» Description of the task
Which lines hold the word "时取等号"? Copy each one.

» Records for this exercise
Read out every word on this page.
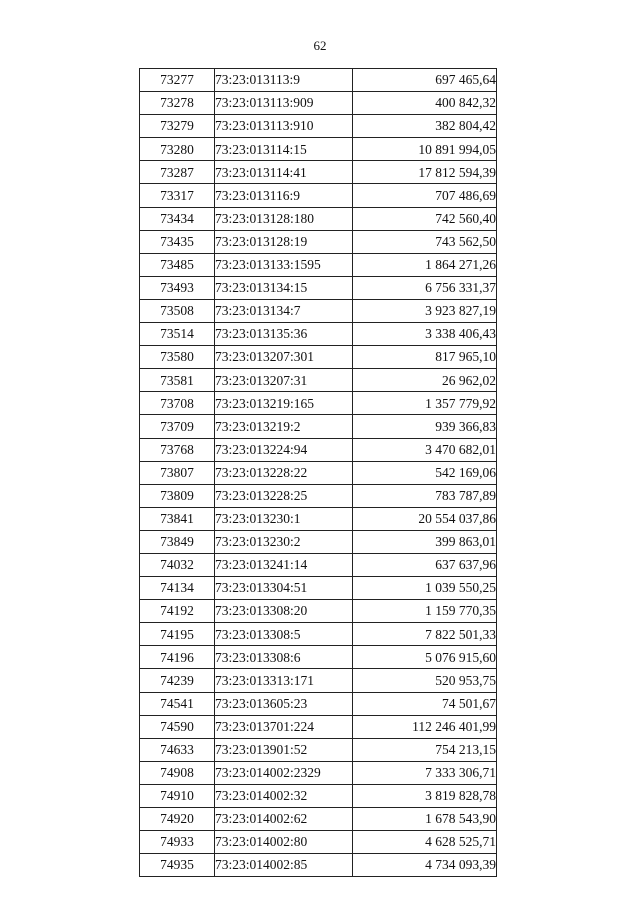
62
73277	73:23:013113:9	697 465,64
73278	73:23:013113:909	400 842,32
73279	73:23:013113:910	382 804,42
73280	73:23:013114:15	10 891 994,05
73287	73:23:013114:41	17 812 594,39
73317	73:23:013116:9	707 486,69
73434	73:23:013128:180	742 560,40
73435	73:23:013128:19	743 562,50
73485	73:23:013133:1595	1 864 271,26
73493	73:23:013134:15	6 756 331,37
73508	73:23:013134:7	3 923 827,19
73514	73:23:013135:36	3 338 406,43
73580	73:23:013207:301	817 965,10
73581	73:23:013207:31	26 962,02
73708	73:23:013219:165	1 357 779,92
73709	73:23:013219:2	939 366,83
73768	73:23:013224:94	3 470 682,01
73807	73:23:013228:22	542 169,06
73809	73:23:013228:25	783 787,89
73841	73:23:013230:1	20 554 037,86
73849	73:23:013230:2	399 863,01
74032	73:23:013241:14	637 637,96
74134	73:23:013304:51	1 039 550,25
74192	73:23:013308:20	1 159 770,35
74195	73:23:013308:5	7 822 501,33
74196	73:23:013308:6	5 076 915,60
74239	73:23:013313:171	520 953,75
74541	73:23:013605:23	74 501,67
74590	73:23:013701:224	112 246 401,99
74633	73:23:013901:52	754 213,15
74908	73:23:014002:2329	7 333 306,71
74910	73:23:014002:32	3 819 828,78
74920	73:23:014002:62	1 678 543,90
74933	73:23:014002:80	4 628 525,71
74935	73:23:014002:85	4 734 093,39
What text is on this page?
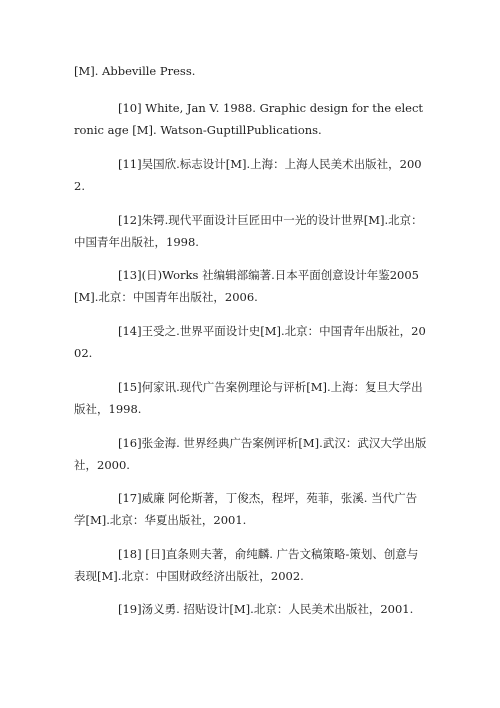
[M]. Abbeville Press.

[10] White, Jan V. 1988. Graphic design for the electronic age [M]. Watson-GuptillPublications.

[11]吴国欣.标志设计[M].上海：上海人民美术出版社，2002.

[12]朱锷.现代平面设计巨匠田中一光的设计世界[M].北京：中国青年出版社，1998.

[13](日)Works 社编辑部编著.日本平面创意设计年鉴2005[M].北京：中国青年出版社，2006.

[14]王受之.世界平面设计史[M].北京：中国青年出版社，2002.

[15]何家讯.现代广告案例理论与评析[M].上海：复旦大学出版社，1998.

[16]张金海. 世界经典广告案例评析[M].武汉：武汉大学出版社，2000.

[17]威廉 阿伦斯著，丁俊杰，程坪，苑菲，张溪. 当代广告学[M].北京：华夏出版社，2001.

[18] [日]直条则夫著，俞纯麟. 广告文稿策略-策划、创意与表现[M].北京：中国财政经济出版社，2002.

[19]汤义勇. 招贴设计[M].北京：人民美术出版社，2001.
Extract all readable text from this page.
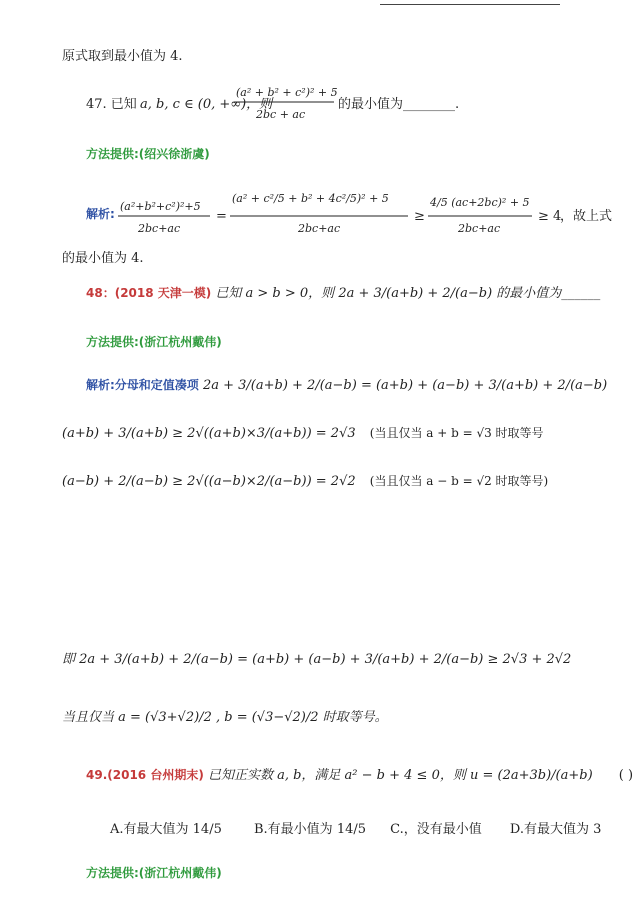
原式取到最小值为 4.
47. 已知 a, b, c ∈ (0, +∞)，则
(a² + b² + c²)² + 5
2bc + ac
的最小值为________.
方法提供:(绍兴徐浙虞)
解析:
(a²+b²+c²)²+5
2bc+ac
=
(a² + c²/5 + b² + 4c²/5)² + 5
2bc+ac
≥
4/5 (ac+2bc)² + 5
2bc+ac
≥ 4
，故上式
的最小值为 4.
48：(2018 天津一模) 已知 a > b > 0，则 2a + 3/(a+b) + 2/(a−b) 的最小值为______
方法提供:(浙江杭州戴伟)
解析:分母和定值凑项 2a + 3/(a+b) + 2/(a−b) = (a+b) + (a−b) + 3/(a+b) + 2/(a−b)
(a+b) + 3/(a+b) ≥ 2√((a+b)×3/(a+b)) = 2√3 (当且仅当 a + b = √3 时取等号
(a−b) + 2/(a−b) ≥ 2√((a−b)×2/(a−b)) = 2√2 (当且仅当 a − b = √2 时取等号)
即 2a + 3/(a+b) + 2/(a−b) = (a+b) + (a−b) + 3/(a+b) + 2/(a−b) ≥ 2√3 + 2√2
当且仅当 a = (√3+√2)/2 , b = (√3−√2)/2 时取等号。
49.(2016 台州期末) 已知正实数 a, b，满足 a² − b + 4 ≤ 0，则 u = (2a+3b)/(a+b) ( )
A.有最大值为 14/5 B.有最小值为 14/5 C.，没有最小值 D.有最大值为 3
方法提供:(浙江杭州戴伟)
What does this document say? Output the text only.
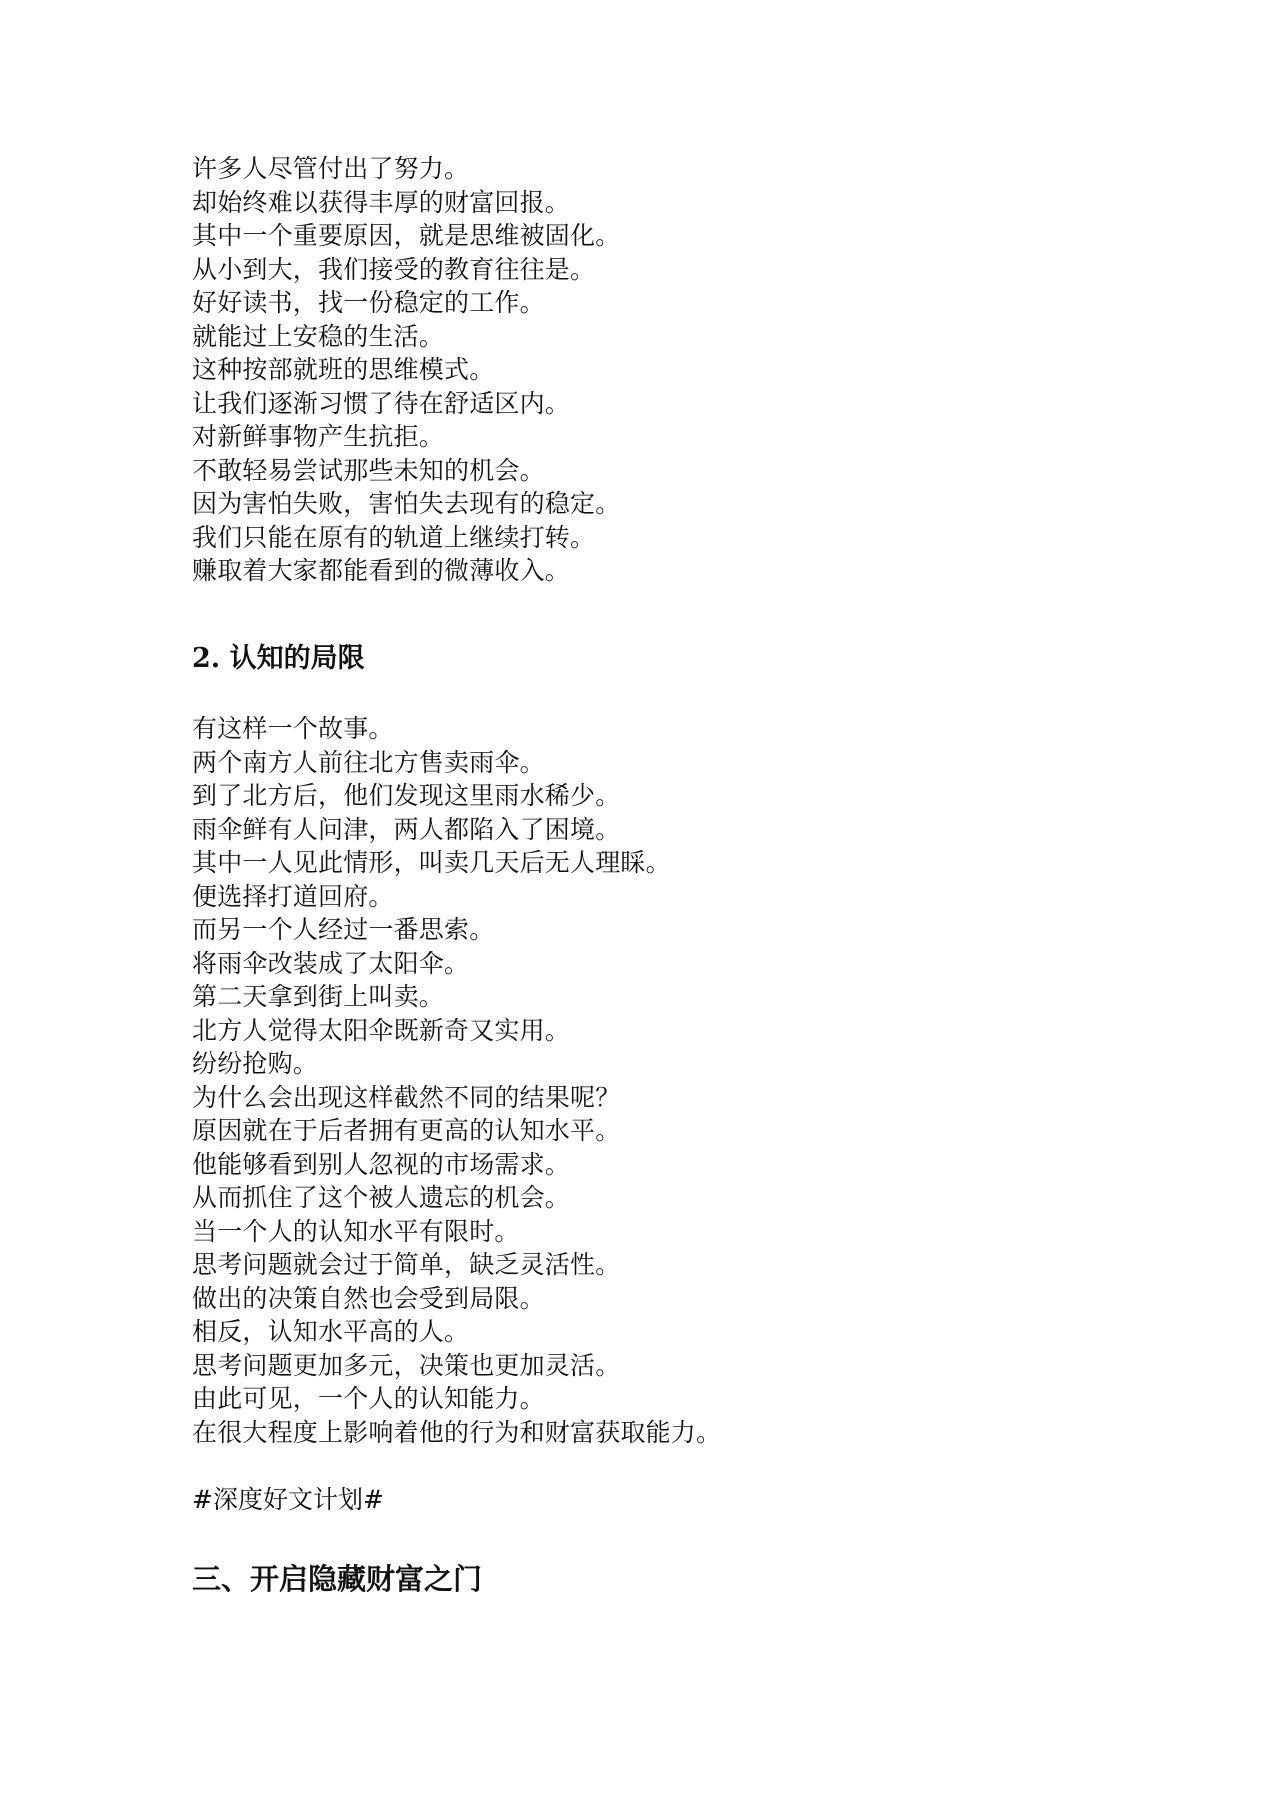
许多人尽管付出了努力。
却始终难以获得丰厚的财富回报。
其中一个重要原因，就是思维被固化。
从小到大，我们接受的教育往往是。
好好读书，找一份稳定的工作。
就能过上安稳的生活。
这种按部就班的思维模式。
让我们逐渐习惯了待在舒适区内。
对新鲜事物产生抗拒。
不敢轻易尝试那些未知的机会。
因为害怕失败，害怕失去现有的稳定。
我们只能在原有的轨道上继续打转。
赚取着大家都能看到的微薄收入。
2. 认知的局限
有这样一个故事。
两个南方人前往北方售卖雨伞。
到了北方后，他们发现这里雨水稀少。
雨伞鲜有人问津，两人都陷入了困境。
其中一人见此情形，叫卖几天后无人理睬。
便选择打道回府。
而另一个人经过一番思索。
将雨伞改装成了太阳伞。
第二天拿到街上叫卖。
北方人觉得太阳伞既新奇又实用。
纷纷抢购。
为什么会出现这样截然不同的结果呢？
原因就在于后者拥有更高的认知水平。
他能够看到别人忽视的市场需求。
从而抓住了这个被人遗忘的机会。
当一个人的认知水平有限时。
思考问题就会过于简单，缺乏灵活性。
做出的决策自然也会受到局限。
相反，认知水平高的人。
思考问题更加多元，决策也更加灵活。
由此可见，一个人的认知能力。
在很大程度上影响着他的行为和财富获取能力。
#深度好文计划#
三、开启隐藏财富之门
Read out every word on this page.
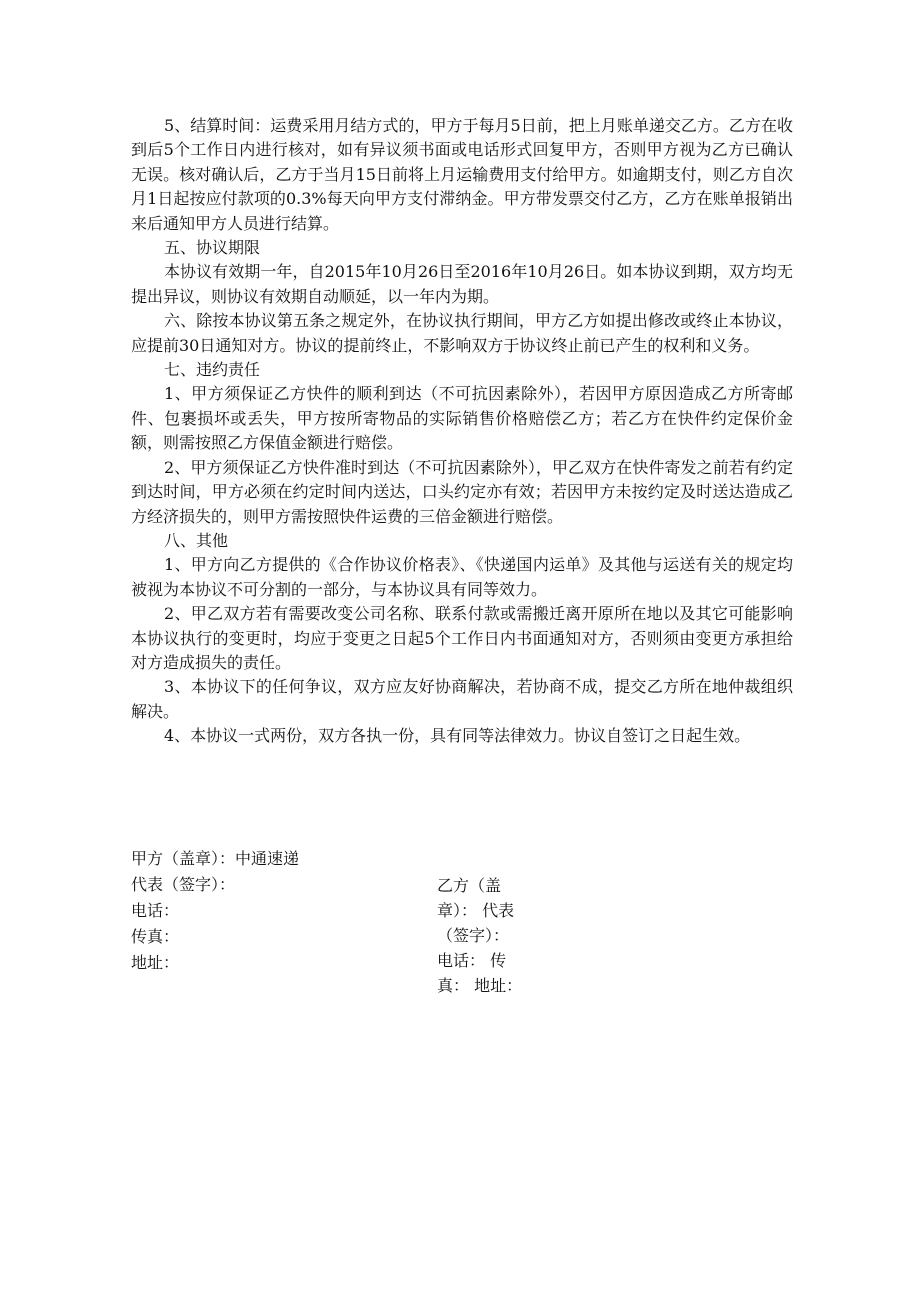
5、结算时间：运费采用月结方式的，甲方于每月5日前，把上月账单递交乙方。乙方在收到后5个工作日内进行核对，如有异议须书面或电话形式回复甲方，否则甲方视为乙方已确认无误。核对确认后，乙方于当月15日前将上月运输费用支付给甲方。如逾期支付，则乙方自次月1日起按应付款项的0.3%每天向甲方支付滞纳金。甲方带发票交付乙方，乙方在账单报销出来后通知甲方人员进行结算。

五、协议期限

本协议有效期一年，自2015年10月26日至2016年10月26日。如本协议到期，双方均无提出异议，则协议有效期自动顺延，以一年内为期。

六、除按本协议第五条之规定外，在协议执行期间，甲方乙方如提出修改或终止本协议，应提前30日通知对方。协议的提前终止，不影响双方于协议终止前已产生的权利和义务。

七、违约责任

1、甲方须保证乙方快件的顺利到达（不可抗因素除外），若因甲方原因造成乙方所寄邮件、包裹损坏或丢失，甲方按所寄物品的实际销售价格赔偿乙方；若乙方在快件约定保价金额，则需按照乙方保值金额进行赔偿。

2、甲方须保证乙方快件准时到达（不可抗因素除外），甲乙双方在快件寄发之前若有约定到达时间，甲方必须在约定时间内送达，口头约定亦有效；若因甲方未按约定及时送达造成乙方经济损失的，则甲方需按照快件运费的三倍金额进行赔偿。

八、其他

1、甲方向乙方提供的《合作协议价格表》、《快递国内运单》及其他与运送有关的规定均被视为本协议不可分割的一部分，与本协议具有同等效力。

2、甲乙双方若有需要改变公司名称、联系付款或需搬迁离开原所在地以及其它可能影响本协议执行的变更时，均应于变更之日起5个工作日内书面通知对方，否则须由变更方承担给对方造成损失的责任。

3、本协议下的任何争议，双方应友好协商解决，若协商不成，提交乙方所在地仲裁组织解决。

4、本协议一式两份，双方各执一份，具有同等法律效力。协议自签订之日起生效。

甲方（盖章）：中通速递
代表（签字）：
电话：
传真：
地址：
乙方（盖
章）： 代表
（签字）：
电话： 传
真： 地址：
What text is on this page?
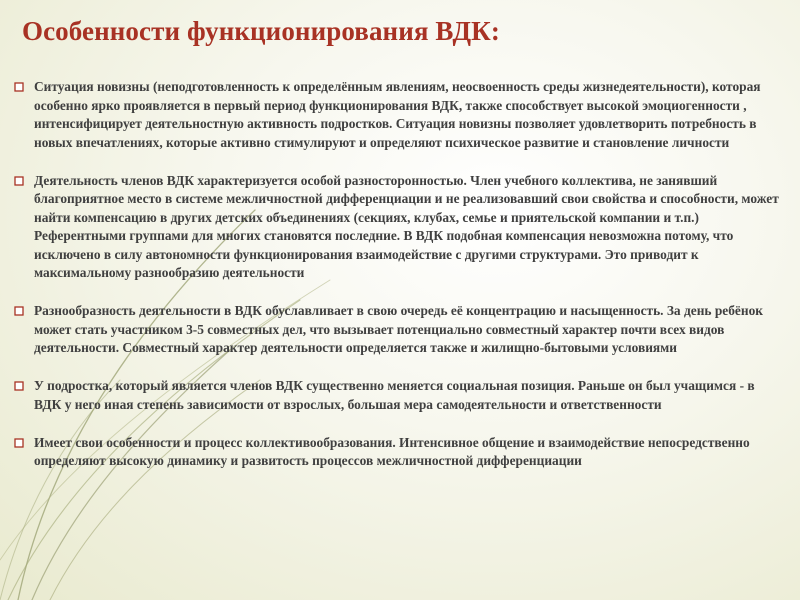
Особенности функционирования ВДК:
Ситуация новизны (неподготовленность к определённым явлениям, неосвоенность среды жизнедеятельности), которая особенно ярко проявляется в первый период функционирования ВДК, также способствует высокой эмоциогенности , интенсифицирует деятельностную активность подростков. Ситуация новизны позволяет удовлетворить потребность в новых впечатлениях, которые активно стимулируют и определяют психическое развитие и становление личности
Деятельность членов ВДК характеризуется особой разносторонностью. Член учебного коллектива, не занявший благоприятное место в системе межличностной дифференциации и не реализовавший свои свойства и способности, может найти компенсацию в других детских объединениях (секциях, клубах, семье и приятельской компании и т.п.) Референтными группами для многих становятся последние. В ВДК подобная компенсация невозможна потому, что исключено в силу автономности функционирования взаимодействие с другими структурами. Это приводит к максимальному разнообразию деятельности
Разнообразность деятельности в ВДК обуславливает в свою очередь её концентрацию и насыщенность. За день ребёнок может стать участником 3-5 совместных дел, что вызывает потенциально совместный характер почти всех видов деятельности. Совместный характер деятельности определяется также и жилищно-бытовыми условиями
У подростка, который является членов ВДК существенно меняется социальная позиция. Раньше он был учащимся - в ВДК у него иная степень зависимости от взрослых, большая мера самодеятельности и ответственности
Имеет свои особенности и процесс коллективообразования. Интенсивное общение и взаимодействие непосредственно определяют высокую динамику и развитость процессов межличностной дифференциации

» Result
(a+b) + 3/(a+b) ≥ 2√((a+b)×3/(a+b)) = 2√3 (当且仅当 a + b = √3 时取等号
(a−b) + 2/(a−b) ≥ 2√((a−b)×2/(a−b)) = 2√2 (当且仅当 a − b = √2 时取等号)
当且仅当 a = (√3+√2)/2 , b = (√3−√2)/2 时取等号。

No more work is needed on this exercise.